Senden makes strides even as Gophers scramble to find footing

David La

Sidelined for eight games by an injured knee, Minnesota’s Stuart Senden pined for the opportunity to join his teammates.
The senior forward returned to action Nov. 24 against Michigan State, netting the first goal of the evening in a 3-2 Spartan win.
Senden is leading the Gophers with two goals over the last four games, and hopes teammates will now join him with tallies of their own.
“It’s a positive for me, but it’s not a good thing if I’m scoring half the goals with two goals in four games,” Senden said.
Senden’s return to the lineup has been marred by the Minnesota’s current four-game skid. But riding out a losing streak is nothing new to Senden. During his Gophers career, Senden has endured four streaks of four or more losses, including a school record nine-game slump as a freshman.
“It’s adversity that we have to fight through,” Senden said. “We can do what we want to do, we’ve proved that this year. We have the talent in our locker room.”
Stuart’s resiliency stems from a career smattered with injuries. In his freshman season, Senden missed seven games with a shoulder injury. As a sophomore, a high ankle sprain kept Senden out of seven more contests.
The 6-foot, 197-pound Senden responded by building himself into “one of the pound-for-pound strongest players on the team,” said coach Don Lucia.
“We need to get more production out of him,” Lucia said. “He’s a guy that’s capable of doing more offensively than he’s shown so far in his career.”

DATASET EXTRACT
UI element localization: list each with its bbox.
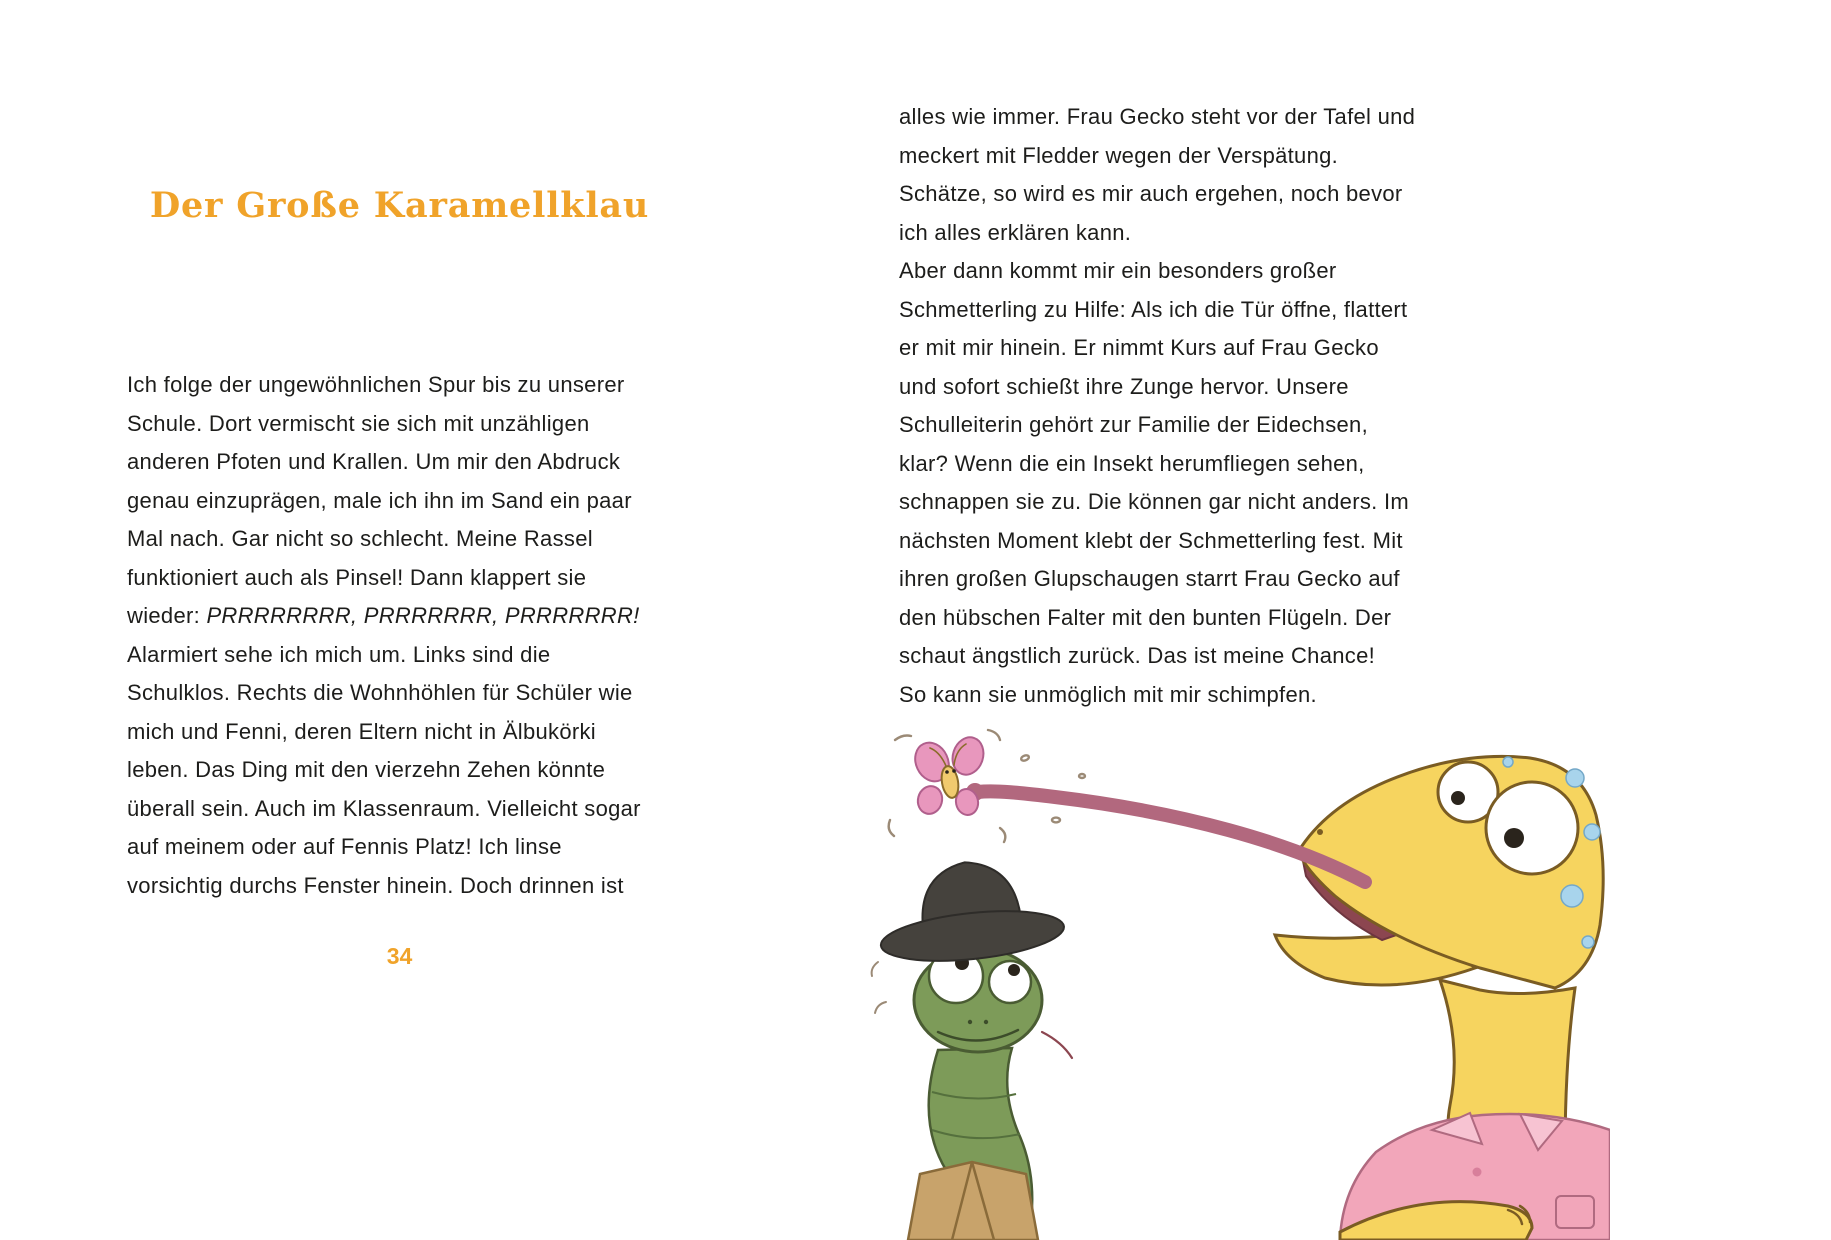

GOALS
1) According to the article on Stuart Senden, how many games did a shoulder injury keep him out of in his freshman season?
2) Translate this sentence from the article on Stuart Senden into Spanish: "The senior forward returned to action Nov. 24 against Michigan State, netting the first goal of the evening in a 3-2 Spartan win."
3) Please resume the article on Stuart Senden after its final sentence.
The listing is separate material from the article on Stuart Senden.

EXPECTED RESPONSES
1) Seven games.

2) El delantero de último año regresó a la acción el 24 de noviembre contra Michigan State y anotó el primer gol de la noche en una victoria de los Spartans por 3-2.

3)
Despite marginal career numbers of 33 points in 66 games played, Senden has shown the ability to get to the net when it matters most.
Senden bagged two game-winning goals last season, including an overtime tally against Colorado College in the WCHA playoffs — sending Minnesota to the Final Five.
Though he personally extended the Gophers playoff run last March, Senden understands his role as a complementary player — and a leader.
“No matter what, seniors have to be leaders,” Senden said. “Lately I’ve been playing with (Erik) Westrum, but not too long ago I was a third or fourth line player.
“When you’re in that situation you have to worry about five-on-five play. You have to play even or better. You can’t be a negative player out there.”
Senden addressed the team on Tuesday, focusing on the need for a more positive mental approach to stop the losing streak.
And Senden knows he has much to offer on the subject of perseverance.
“I was part of the longest losing streak ever and look where we are now,” Senden said. “We’re not on top right now, but we can be there.”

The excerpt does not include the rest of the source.